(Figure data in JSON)
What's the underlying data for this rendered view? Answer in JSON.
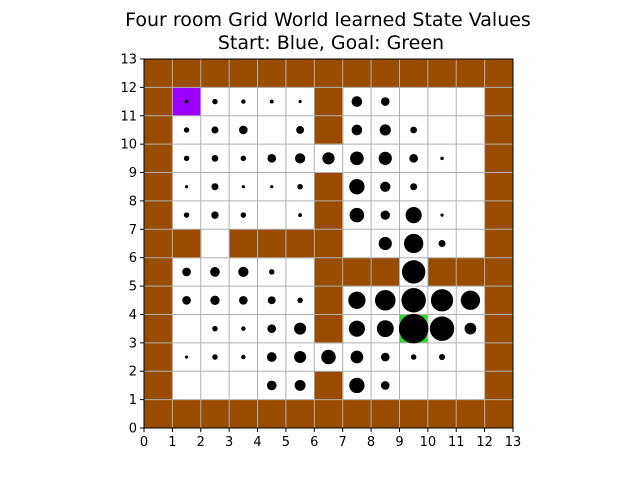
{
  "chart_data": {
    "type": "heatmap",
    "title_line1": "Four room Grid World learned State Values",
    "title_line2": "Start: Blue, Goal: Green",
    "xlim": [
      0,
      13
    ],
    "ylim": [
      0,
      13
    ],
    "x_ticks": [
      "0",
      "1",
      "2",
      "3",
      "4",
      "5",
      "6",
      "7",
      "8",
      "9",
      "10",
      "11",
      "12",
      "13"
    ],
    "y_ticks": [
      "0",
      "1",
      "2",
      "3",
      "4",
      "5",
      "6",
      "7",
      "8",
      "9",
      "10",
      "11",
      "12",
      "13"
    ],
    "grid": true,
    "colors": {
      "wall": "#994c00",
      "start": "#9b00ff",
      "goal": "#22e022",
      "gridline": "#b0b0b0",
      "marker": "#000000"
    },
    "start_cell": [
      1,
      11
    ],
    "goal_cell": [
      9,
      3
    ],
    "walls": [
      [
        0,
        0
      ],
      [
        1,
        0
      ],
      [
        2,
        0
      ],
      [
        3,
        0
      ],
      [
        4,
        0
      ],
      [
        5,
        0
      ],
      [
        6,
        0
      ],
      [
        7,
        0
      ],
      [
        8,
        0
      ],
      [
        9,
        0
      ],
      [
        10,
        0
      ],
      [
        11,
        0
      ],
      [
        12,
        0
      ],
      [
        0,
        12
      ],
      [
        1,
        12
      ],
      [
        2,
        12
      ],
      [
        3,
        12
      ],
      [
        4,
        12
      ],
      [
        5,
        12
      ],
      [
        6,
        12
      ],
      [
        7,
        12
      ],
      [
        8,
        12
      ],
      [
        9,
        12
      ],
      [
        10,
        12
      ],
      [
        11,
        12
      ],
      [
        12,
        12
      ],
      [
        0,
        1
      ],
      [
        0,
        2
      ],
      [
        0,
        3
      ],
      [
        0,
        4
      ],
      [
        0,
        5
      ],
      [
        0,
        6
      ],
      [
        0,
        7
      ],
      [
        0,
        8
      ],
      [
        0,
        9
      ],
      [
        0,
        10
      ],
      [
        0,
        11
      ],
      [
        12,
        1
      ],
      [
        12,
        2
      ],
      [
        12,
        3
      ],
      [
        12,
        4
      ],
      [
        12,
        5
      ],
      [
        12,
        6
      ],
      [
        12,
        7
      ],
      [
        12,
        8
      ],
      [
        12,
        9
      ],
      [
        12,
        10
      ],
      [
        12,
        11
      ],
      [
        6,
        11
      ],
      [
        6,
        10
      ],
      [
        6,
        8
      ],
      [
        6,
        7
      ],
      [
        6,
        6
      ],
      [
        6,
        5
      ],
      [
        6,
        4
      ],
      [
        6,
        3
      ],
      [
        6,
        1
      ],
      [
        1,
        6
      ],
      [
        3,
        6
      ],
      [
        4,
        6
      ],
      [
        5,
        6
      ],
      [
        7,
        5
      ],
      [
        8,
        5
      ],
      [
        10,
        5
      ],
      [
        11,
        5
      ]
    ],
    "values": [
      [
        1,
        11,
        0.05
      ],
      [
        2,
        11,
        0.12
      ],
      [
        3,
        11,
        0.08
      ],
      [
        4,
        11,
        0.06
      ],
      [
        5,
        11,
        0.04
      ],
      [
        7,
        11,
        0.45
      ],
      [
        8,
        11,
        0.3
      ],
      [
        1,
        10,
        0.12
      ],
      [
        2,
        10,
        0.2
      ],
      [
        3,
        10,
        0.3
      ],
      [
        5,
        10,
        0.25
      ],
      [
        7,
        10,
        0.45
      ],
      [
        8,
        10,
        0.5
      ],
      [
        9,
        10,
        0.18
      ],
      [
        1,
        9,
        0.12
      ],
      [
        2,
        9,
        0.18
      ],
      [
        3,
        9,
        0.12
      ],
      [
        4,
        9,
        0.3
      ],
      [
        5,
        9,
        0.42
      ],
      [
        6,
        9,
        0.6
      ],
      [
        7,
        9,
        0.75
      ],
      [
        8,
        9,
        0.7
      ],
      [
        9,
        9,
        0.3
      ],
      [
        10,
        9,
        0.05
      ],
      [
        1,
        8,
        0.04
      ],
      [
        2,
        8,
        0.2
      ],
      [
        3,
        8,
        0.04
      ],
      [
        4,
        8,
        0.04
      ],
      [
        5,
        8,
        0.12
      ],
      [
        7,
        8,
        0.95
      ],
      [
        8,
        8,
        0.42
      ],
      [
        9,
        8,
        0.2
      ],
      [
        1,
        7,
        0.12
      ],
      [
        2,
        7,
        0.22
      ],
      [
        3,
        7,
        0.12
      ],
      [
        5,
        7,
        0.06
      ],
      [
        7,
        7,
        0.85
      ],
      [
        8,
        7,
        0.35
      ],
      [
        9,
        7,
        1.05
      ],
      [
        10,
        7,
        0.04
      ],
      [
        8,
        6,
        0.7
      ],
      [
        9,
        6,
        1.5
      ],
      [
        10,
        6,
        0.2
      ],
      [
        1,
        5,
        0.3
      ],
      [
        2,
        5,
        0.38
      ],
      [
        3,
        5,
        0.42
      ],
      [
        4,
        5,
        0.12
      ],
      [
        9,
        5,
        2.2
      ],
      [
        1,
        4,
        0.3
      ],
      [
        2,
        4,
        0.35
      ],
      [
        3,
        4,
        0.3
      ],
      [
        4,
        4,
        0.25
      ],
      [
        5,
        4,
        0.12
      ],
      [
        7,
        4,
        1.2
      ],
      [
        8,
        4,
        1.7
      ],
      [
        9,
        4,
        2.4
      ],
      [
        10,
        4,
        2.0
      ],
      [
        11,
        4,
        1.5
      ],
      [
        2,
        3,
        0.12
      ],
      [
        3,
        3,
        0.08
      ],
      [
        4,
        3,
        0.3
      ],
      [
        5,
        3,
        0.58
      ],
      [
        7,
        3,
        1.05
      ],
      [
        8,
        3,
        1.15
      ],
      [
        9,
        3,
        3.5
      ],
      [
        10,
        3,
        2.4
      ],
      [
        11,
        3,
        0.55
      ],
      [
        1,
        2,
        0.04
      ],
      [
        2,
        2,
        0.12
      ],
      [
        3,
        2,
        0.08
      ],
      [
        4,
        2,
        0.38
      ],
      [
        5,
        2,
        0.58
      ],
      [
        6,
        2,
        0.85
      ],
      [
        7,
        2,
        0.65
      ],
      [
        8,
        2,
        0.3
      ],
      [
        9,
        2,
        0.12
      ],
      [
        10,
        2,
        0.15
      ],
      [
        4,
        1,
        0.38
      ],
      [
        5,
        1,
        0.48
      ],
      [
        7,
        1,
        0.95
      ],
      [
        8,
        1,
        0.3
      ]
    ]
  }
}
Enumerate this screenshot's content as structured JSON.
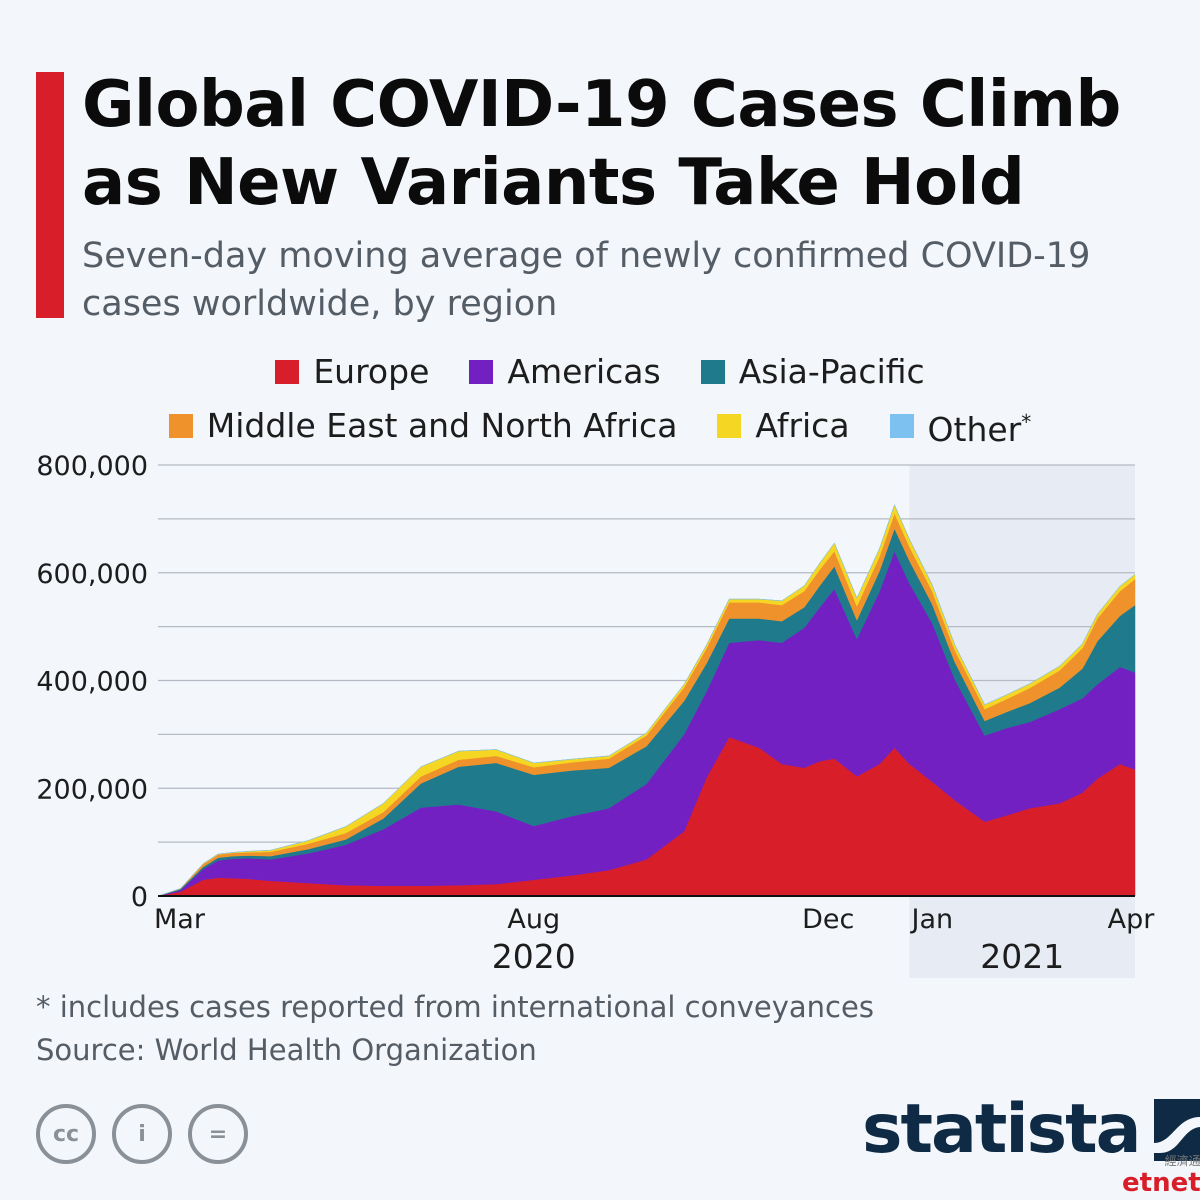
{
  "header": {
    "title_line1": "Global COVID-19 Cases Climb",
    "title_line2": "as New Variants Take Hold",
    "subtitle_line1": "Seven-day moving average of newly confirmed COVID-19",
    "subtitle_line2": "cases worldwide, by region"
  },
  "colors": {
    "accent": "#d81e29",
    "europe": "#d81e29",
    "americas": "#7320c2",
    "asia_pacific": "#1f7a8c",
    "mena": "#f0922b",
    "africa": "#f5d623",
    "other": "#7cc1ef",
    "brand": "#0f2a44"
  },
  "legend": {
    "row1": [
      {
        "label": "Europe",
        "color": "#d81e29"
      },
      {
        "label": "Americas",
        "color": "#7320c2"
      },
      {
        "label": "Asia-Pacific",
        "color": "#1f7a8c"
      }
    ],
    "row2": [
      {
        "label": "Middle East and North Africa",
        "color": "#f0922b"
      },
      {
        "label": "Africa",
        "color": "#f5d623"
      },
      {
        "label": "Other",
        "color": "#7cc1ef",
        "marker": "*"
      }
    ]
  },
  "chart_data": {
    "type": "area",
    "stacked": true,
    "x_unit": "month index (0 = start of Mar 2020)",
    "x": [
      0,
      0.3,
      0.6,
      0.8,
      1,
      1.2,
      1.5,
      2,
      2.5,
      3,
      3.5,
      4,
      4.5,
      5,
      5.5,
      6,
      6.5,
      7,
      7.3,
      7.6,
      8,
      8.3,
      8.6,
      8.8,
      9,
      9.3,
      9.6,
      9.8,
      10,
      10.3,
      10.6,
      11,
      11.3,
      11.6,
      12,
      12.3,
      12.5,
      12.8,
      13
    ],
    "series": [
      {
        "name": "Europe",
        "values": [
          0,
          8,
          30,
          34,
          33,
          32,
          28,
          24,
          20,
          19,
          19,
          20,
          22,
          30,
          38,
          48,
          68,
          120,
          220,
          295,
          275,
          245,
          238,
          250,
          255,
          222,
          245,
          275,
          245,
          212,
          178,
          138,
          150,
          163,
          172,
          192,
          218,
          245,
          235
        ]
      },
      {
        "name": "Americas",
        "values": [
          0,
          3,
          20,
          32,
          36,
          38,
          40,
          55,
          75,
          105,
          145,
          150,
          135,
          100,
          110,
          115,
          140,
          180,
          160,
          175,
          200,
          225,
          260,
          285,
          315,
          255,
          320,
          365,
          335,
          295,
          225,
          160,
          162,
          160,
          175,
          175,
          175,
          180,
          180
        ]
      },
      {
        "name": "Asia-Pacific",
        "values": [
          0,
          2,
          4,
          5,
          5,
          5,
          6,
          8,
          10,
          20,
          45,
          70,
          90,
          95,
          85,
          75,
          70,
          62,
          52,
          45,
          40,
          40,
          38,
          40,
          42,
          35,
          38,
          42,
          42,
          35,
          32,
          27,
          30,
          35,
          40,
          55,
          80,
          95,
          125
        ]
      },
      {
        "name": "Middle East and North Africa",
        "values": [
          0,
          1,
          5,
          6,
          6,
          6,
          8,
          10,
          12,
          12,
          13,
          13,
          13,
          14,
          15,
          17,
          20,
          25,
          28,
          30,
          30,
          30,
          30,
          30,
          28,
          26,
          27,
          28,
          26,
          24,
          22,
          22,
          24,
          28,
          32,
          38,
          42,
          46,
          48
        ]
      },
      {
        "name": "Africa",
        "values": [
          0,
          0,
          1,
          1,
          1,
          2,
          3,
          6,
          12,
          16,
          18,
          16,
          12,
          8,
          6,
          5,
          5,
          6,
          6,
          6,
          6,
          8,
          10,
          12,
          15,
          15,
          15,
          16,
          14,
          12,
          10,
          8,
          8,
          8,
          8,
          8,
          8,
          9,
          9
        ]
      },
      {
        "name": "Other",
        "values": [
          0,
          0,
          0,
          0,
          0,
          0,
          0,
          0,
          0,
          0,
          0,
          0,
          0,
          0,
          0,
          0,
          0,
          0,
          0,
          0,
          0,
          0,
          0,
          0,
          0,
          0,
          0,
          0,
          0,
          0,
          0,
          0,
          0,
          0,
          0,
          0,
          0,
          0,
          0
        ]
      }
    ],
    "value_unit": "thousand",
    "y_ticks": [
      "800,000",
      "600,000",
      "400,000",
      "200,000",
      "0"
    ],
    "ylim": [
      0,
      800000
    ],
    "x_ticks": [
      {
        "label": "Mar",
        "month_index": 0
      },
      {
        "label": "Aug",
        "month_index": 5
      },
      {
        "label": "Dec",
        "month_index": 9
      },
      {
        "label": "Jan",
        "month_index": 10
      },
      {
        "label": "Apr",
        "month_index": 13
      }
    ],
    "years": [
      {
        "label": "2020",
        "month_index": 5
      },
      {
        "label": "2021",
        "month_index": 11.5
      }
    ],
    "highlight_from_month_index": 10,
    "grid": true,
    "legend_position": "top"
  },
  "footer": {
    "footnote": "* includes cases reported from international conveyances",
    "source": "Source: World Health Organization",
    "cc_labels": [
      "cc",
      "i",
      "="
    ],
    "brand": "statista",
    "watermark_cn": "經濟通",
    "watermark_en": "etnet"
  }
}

WORK INSTRUCTIONS
Look above for lines with the word "COVID" and copy them all.

OUTPUT FOR THIS TASK
    "title_line1": "Global COVID-19 Cases Climb",
    "subtitle_line1": "Seven-day moving average of newly confirmed COVID-19",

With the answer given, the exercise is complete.